> _Given exercise_
Look over the lines below. Report each one that includes the string "aggregate".
Start Entries provided
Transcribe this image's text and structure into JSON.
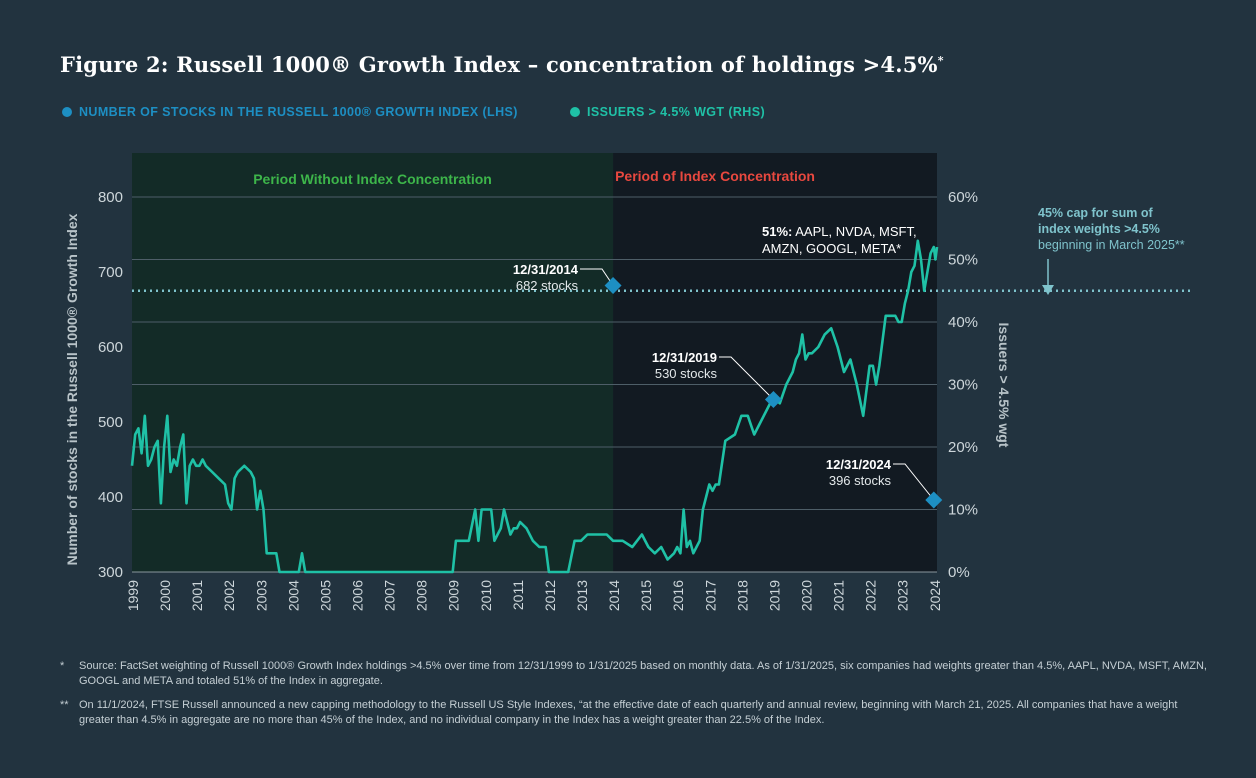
{
  "title": {
    "main": "Figure 2: Russell 1000® Growth Index – concentration of holdings >4.5%",
    "sup": "*"
  },
  "legend": [
    {
      "label": "NUMBER OF STOCKS IN THE RUSSELL 1000® GROWTH INDEX (LHS)",
      "color": "#1d8fc3"
    },
    {
      "label": "ISSUERS > 4.5% WGT (RHS)",
      "color": "#1fc1a6"
    }
  ],
  "colors": {
    "background": "#22333f",
    "period1_bg": "#132b27",
    "period2_bg": "#121a22",
    "period1_label": "#3db54a",
    "period2_label": "#e8483f",
    "line": "#1fc1a6",
    "marker": "#1d8fc3",
    "cap_line": "#7fc3cc"
  },
  "chart_data": {
    "type": "line",
    "xlabel": "",
    "ylabel": "Number of stocks in the Russell 1000® Growth Index",
    "y2label": "Issuers > 4.5% wgt",
    "xlim": [
      1999,
      2024.1
    ],
    "x_ticks": [
      "1999",
      "2000",
      "2001",
      "2002",
      "2003",
      "2004",
      "2005",
      "2006",
      "2007",
      "2008",
      "2009",
      "2010",
      "2011",
      "2012",
      "2013",
      "2014",
      "2015",
      "2016",
      "2017",
      "2018",
      "2019",
      "2020",
      "2021",
      "2022",
      "2023",
      "2024"
    ],
    "ylim": [
      300,
      800
    ],
    "y_ticks": [
      "300",
      "400",
      "500",
      "600",
      "700",
      "800"
    ],
    "y2lim": [
      0,
      60
    ],
    "y2_ticks": [
      "0%",
      "10%",
      "20%",
      "30%",
      "40%",
      "50%",
      "60%"
    ],
    "periods": [
      {
        "label": "Period Without Index Concentration",
        "start": 1999,
        "end": 2014
      },
      {
        "label": "Period of Index Concentration",
        "start": 2014,
        "end": 2024.1
      }
    ],
    "series": [
      {
        "name": "Issuers > 4.5% wgt (RHS)",
        "axis": "right",
        "x": [
          1999.0,
          1999.1,
          1999.2,
          1999.3,
          1999.4,
          1999.5,
          1999.6,
          1999.7,
          1999.8,
          1999.9,
          2000.0,
          2000.1,
          2000.2,
          2000.3,
          2000.4,
          2000.5,
          2000.6,
          2000.7,
          2000.8,
          2000.9,
          2001.0,
          2001.1,
          2001.2,
          2001.3,
          2001.5,
          2001.7,
          2001.9,
          2002.0,
          2002.1,
          2002.2,
          2002.3,
          2002.5,
          2002.7,
          2002.8,
          2002.9,
          2003.0,
          2003.1,
          2003.2,
          2003.3,
          2003.5,
          2003.6,
          2003.7,
          2003.8,
          2004.0,
          2004.2,
          2004.3,
          2004.4,
          2004.5,
          2005,
          2006,
          2007,
          2008,
          2009.0,
          2009.1,
          2009.3,
          2009.5,
          2009.7,
          2009.8,
          2009.9,
          2010.0,
          2010.2,
          2010.3,
          2010.4,
          2010.5,
          2010.6,
          2010.8,
          2010.9,
          2011.0,
          2011.1,
          2011.3,
          2011.5,
          2011.7,
          2011.9,
          2012.0,
          2012.2,
          2012.3,
          2012.5,
          2012.6,
          2012.8,
          2012.9,
          2013.0,
          2013.2,
          2013.4,
          2013.5,
          2013.7,
          2013.8,
          2014.0,
          2014.3,
          2014.6,
          2014.9,
          2015.1,
          2015.3,
          2015.5,
          2015.7,
          2015.9,
          2016.0,
          2016.1,
          2016.2,
          2016.3,
          2016.4,
          2016.5,
          2016.6,
          2016.7,
          2016.8,
          2016.9,
          2017.0,
          2017.1,
          2017.2,
          2017.3,
          2017.5,
          2017.8,
          2018.0,
          2018.2,
          2018.4,
          2018.6,
          2018.8,
          2019.0,
          2019.2,
          2019.4,
          2019.6,
          2019.7,
          2019.8,
          2019.9,
          2020.0,
          2020.1,
          2020.2,
          2020.4,
          2020.6,
          2020.8,
          2021.0,
          2021.2,
          2021.4,
          2021.6,
          2021.8,
          2022.0,
          2022.1,
          2022.2,
          2022.3,
          2022.4,
          2022.5,
          2022.6,
          2022.7,
          2022.8,
          2022.9,
          2023.0,
          2023.1,
          2023.2,
          2023.3,
          2023.4,
          2023.5,
          2023.6,
          2023.7,
          2023.8,
          2023.9,
          2024.0,
          2024.05,
          2024.1
        ],
        "y": [
          17,
          22,
          23,
          19,
          25,
          17,
          18,
          20,
          21,
          11,
          20,
          25,
          16,
          18,
          17,
          20,
          22,
          11,
          17,
          18,
          17,
          17,
          18,
          17,
          16,
          15,
          14,
          11,
          10,
          15,
          16,
          17,
          16,
          15,
          10,
          13,
          10,
          3,
          3,
          3,
          0,
          0,
          0,
          0,
          0,
          3,
          0,
          0,
          0,
          0,
          0,
          0,
          0,
          5,
          5,
          5,
          10,
          5,
          10,
          10,
          10,
          5,
          6,
          7,
          10,
          6,
          7,
          7,
          8,
          7,
          5,
          4,
          4,
          0,
          0,
          0,
          0,
          0,
          5,
          5,
          5,
          6,
          6,
          6,
          6,
          6,
          5,
          5,
          4,
          6,
          4,
          3,
          4,
          2,
          3,
          4,
          3,
          10,
          4,
          5,
          3,
          4,
          5,
          10,
          12,
          14,
          13,
          14,
          14,
          21,
          22,
          25,
          25,
          22,
          24,
          26,
          28,
          27,
          30,
          32,
          34,
          35,
          38,
          34,
          35,
          35,
          36,
          38,
          39,
          36,
          32,
          34,
          30,
          25,
          33,
          33,
          30,
          33,
          37,
          41,
          41,
          41,
          41,
          40,
          40,
          43,
          45,
          48,
          49,
          53,
          50,
          45,
          48,
          51,
          52,
          50,
          52
        ],
        "color": "#1fc1a6"
      }
    ],
    "cap_line": {
      "value": 45,
      "axis": "right"
    },
    "markers": [
      {
        "x": 2014.0,
        "y": 682,
        "date": "12/31/2014",
        "label": "682 stocks"
      },
      {
        "x": 2019.0,
        "y": 530,
        "date": "12/31/2019",
        "label": "530 stocks"
      },
      {
        "x": 2024.0,
        "y": 396,
        "date": "12/31/2024",
        "label": "396 stocks"
      }
    ],
    "annotations": {
      "peak_bold": "51%:",
      "peak_line1": " AAPL, NVDA, MSFT,",
      "peak_line2": "AMZN, GOOGL, META*",
      "cap_line1": "45% cap for sum of",
      "cap_line2": "index weights >4.5%",
      "cap_line3": "beginning in March 2025**"
    }
  },
  "footnotes": [
    {
      "mark": "*",
      "text": "Source: FactSet weighting of Russell 1000® Growth Index holdings >4.5% over time from 12/31/1999 to 1/31/2025 based on monthly data. As of 1/31/2025, six companies had weights greater than 4.5%, AAPL, NVDA, MSFT, AMZN, GOOGL and META and totaled 51% of the Index in aggregate."
    },
    {
      "mark": "**",
      "text": "On 11/1/2024, FTSE Russell announced a new capping methodology to the Russell US Style Indexes, “at the effective date of each quarterly and annual review, beginning with March 21, 2025. All companies that have a weight greater than 4.5% in aggregate are no more than 45% of the Index, and no individual company in the Index has a weight greater than 22.5% of the Index."
    }
  ]
}
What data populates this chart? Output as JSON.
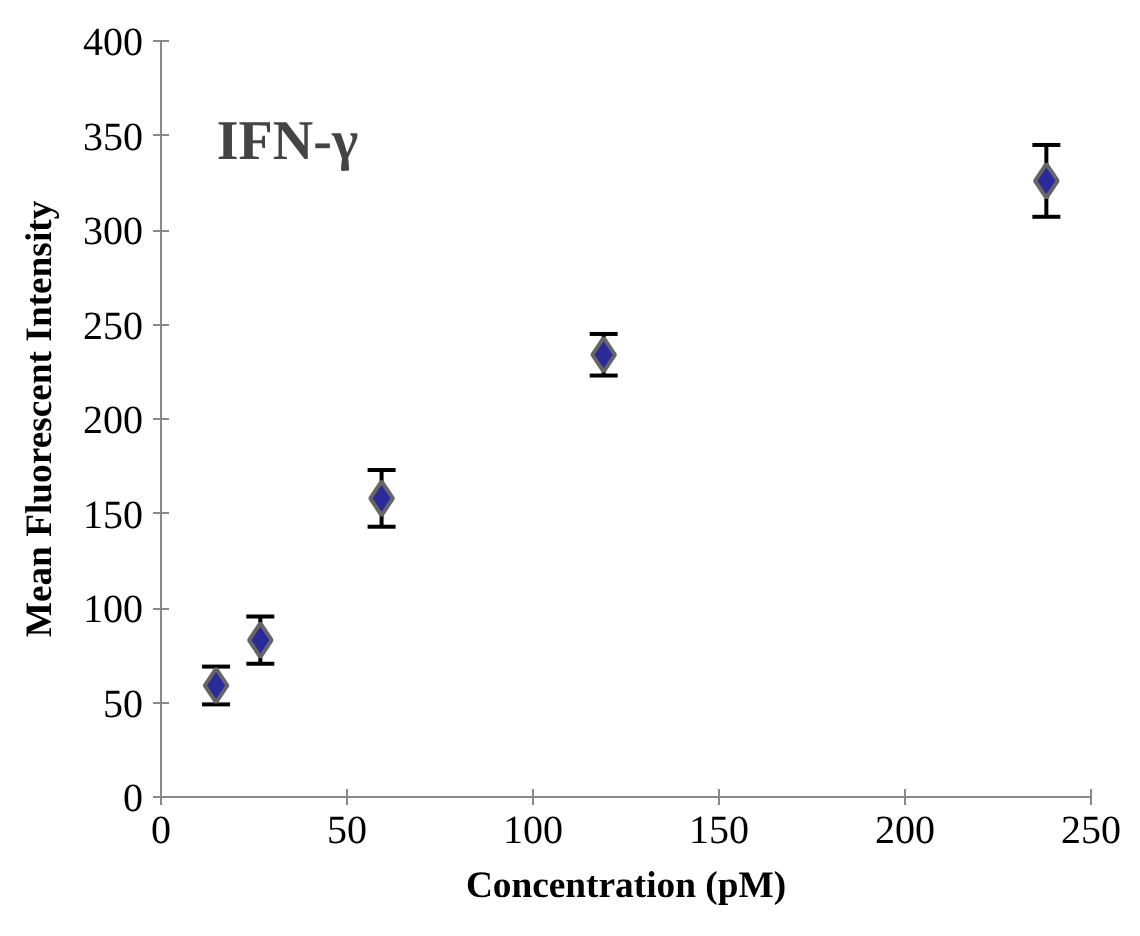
End Entries provided
> _Finished task_
      "text": "Source: FactSet weighting of Russell 1000® Growth Index holdings >4.5% over time from 12/31/1999 to 1/31/2025 based on monthly data. As of 1/31/2025, six companies had weights greater than 4.5%, AAPL, NVDA, MSFT, AMZN, GOOGL and META and totaled 51% of the Index in aggregate."
      "text": "On 11/1/2024, FTSE Russell announced a new capping methodology to the Russell US Style Indexes, “at the effective date of each quarterly and annual review, beginning with March 21, 2025. All companies that have a weight greater than 4.5% in aggregate are no more than 45% of the Index, and no individual company in the Index has a weight greater than 22.5% of the Index."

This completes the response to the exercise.